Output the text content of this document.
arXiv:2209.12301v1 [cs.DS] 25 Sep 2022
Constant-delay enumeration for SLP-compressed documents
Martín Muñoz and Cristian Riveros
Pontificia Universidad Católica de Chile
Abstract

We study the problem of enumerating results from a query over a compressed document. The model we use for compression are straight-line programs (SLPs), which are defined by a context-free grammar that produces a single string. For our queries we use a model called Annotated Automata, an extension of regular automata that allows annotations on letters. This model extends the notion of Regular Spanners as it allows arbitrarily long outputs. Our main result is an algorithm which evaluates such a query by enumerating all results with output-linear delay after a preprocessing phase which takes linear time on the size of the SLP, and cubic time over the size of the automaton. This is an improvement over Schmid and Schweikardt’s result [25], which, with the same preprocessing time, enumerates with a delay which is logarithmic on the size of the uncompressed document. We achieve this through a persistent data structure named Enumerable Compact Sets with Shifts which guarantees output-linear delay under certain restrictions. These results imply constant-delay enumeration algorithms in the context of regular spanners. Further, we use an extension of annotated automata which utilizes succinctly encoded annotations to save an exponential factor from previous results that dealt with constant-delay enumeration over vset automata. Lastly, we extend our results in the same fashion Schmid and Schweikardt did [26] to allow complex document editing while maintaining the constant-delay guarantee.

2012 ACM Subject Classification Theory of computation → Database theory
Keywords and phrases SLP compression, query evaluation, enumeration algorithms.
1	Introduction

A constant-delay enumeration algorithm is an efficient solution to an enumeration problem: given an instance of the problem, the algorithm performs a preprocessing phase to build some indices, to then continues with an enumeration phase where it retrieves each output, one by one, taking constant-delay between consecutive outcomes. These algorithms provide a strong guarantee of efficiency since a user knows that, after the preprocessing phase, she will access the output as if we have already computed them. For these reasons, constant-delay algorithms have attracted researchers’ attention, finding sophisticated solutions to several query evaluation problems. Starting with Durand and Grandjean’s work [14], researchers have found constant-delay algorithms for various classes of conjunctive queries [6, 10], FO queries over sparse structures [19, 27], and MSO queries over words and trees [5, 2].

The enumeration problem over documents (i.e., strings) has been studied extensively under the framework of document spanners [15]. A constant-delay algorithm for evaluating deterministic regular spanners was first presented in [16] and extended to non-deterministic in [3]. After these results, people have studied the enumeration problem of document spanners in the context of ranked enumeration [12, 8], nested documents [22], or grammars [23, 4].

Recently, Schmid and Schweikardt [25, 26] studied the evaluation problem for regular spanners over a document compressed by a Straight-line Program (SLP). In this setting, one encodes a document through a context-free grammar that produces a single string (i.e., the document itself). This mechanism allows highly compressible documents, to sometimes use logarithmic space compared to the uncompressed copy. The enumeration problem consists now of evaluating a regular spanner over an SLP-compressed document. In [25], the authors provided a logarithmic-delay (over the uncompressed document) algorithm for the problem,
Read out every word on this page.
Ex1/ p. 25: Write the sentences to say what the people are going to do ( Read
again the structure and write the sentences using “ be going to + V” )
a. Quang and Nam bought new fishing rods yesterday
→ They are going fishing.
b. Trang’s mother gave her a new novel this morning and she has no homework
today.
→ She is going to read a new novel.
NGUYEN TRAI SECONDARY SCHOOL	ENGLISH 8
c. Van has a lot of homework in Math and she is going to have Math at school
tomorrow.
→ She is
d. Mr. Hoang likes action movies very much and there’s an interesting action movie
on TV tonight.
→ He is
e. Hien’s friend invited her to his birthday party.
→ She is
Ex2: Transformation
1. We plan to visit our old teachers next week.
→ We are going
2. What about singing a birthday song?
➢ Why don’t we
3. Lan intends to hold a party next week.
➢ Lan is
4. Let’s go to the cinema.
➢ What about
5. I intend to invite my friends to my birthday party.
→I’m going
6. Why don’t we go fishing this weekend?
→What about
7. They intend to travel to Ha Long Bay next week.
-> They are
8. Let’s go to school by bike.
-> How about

+++

§ WRITTEN TASK:
Repeat every record exactly as written, please.

§ ANSWER TO THIS TASK:
Output the text content of this document.
arXiv:2209.12301v1 [cs.DS] 25 Sep 2022
Constant-delay enumeration for SLP-compressed documents
Martín Muñoz and Cristian Riveros
Pontificia Universidad Católica de Chile
Abstract

We study the problem of enumerating results from a query over a compressed document. The model we use for compression are straight-line programs (SLPs), which are defined by a context-free grammar that produces a single string. For our queries we use a model called Annotated Automata, an extension of regular automata that allows annotations on letters. This model extends the notion of Regular Spanners as it allows arbitrarily long outputs. Our main result is an algorithm which evaluates such a query by enumerating all results with output-linear delay after a preprocessing phase which takes linear time on the size of the SLP, and cubic time over the size of the automaton. This is an improvement over Schmid and Schweikardt’s result [25], which, with the same preprocessing time, enumerates with a delay which is logarithmic on the size of the uncompressed document. We achieve this through a persistent data structure named Enumerable Compact Sets with Shifts which guarantees output-linear delay under certain restrictions. These results imply constant-delay enumeration algorithms in the context of regular spanners. Further, we use an extension of annotated automata which utilizes succinctly encoded annotations to save an exponential factor from previous results that dealt with constant-delay enumeration over vset automata. Lastly, we extend our results in the same fashion Schmid and Schweikardt did [26] to allow complex document editing while maintaining the constant-delay guarantee.

2012 ACM Subject Classification Theory of computation → Database theory
Keywords and phrases SLP compression, query evaluation, enumeration algorithms.
1	Introduction

A constant-delay enumeration algorithm is an efficient solution to an enumeration problem: given an instance of the problem, the algorithm performs a preprocessing phase to build some indices, to then continues with an enumeration phase where it retrieves each output, one by one, taking constant-delay between consecutive outcomes. These algorithms provide a strong guarantee of efficiency since a user knows that, after the preprocessing phase, she will access the output as if we have already computed them. For these reasons, constant-delay algorithms have attracted researchers’ attention, finding sophisticated solutions to several query evaluation problems. Starting with Durand and Grandjean’s work [14], researchers have found constant-delay algorithms for various classes of conjunctive queries [6, 10], FO queries over sparse structures [19, 27], and MSO queries over words and trees [5, 2].

The enumeration problem over documents (i.e., strings) has been studied extensively under the framework of document spanners [15]. A constant-delay algorithm for evaluating deterministic regular spanners was first presented in [16] and extended to non-deterministic in [3]. After these results, people have studied the enumeration problem of document spanners in the context of ranked enumeration [12, 8], nested documents [22], or grammars [23, 4].

Recently, Schmid and Schweikardt [25, 26] studied the evaluation problem for regular spanners over a document compressed by a Straight-line Program (SLP). In this setting, one encodes a document through a context-free grammar that produces a single string (i.e., the document itself). This mechanism allows highly compressible documents, to sometimes use logarithmic space compared to the uncompressed copy. The enumeration problem consists now of evaluating a regular spanner over an SLP-compressed document. In [25], the authors provided a logarithmic-delay (over the uncompressed document) algorithm for the problem,
Read out every word on this page.
Ex1/ p. 25: Write the sentences to say what the people are going to do ( Read
again the structure and write the sentences using “ be going to + V” )
a. Quang and Nam bought new fishing rods yesterday
→ They are going fishing.
b. Trang’s mother gave her a new novel this morning and she has no homework
today.
→ She is going to read a new novel.
NGUYEN TRAI SECONDARY SCHOOL	ENGLISH 8
c. Van has a lot of homework in Math and she is going to have Math at school
tomorrow.
→ She is
d. Mr. Hoang likes action movies very much and there’s an interesting action movie
on TV tonight.
→ He is
e. Hien’s friend invited her to his birthday party.
→ She is
Ex2: Transformation
1. We plan to visit our old teachers next week.
→ We are going
2. What about singing a birthday song?
➢ Why don’t we
3. Lan intends to hold a party next week.
➢ Lan is
4. Let’s go to the cinema.
➢ What about
5. I intend to invite my friends to my birthday party.
→I’m going
6. Why don’t we go fishing this weekend?
→What about
7. They intend to travel to Ha Long Bay next week.
-> They are
8. Let’s go to school by bike.
-> How about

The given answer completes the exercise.